### [Task requirements]
What is the number of lines in the data holding the word "name"? Give that number by itself.

### [Dataset content]
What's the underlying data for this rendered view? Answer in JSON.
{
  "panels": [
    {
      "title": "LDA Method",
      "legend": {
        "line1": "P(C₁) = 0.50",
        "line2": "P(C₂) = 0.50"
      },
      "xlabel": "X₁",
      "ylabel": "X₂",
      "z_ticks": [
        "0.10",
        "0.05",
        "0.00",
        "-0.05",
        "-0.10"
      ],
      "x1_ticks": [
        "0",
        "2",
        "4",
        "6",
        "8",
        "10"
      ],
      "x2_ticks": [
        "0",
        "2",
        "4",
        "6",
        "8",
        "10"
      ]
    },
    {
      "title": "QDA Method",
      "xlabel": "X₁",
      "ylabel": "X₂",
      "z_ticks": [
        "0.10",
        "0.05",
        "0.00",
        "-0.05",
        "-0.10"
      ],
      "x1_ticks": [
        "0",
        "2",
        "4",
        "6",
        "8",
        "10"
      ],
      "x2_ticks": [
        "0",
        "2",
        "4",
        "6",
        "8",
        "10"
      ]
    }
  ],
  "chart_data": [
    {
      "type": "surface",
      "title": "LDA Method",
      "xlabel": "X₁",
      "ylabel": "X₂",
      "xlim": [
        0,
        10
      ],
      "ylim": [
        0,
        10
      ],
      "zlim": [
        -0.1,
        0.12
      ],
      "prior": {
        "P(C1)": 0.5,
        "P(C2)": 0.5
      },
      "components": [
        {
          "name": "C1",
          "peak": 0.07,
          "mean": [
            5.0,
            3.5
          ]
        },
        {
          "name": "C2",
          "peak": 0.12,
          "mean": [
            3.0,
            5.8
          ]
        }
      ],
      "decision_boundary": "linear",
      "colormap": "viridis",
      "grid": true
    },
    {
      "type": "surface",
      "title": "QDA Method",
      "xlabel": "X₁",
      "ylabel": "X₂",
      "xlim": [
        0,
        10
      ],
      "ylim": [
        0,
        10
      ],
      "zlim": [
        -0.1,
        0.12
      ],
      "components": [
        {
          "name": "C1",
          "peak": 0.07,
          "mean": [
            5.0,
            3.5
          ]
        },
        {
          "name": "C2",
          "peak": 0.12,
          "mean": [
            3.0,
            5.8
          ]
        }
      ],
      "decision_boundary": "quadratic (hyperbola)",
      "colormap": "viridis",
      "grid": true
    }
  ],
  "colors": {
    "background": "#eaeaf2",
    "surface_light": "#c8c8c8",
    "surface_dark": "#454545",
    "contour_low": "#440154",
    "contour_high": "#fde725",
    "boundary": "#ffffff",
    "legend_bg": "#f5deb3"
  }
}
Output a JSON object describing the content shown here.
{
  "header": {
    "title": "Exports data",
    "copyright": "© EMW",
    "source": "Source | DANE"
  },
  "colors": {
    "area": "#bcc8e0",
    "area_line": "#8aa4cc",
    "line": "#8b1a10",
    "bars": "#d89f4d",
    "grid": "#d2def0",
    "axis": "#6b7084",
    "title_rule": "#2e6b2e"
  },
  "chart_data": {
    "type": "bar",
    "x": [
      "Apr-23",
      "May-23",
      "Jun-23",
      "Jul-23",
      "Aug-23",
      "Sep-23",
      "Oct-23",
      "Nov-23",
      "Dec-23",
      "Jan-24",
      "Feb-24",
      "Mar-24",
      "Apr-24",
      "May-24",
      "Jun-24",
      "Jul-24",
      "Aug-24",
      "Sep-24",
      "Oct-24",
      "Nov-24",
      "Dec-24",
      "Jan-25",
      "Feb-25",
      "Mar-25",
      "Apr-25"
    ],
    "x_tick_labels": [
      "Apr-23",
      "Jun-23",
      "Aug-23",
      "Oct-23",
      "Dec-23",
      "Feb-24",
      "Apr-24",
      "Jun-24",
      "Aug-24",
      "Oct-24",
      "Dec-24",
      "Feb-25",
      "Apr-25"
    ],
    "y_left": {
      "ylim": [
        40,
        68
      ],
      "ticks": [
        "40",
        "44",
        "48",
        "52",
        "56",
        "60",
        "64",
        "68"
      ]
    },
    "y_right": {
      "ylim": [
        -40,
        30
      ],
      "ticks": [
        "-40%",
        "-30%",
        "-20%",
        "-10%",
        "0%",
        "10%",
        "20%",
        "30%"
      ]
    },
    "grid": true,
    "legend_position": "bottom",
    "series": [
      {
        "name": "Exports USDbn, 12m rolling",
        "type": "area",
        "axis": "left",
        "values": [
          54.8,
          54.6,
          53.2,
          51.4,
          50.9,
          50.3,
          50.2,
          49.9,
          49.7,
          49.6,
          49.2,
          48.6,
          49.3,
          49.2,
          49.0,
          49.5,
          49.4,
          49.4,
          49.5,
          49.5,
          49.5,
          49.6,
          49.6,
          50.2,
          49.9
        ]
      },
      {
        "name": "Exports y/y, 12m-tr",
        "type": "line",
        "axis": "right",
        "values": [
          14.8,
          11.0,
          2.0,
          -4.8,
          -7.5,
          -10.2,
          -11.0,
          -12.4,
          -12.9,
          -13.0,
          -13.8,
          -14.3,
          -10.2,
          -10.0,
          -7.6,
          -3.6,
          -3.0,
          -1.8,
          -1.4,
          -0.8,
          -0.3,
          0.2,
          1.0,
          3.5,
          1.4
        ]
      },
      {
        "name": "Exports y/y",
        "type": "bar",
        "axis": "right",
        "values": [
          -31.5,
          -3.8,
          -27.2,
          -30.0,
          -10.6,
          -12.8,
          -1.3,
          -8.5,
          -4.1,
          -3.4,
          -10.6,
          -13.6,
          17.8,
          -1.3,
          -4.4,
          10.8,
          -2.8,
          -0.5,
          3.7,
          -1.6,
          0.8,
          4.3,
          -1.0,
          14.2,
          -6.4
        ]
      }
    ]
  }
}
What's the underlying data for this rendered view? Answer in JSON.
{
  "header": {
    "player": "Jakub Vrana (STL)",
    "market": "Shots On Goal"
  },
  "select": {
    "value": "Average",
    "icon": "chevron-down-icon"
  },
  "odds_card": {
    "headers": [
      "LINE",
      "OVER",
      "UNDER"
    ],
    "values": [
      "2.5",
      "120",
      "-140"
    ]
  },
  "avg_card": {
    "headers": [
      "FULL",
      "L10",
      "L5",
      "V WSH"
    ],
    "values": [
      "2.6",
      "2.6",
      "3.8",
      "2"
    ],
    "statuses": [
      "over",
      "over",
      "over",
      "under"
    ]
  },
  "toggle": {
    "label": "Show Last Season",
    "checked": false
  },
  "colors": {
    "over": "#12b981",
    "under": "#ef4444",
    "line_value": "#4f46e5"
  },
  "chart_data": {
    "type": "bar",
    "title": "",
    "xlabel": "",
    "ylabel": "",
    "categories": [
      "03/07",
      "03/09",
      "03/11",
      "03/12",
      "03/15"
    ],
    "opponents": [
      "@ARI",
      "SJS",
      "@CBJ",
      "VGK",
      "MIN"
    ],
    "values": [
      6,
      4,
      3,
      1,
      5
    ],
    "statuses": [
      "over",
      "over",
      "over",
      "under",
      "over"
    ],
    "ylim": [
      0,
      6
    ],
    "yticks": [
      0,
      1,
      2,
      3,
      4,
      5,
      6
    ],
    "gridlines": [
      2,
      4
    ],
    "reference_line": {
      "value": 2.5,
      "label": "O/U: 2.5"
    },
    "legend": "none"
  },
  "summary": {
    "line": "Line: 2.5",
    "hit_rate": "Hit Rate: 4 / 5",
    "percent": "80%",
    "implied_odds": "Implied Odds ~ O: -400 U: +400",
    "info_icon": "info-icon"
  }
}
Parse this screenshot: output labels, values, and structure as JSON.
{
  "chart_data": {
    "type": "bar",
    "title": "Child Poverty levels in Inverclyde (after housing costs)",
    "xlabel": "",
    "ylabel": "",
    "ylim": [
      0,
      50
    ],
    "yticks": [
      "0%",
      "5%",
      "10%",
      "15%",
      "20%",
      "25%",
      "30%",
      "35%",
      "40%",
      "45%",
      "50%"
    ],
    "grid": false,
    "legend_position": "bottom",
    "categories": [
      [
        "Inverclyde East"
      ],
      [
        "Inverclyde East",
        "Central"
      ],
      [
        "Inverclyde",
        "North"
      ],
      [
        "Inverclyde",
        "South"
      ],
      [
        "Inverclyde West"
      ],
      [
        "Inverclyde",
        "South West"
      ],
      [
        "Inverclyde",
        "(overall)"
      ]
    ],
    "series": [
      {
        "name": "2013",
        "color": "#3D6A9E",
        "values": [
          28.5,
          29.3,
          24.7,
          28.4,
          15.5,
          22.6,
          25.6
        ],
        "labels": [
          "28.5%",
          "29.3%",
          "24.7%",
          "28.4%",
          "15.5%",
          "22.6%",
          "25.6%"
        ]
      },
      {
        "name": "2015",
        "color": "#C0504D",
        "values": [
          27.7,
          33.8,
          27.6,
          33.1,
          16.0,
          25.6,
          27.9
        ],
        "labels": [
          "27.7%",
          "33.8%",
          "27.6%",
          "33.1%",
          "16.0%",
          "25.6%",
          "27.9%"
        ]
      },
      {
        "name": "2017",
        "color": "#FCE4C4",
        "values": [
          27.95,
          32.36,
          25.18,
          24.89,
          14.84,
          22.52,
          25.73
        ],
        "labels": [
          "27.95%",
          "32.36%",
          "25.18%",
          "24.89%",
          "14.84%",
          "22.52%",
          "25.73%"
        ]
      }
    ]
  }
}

### [Task result]
10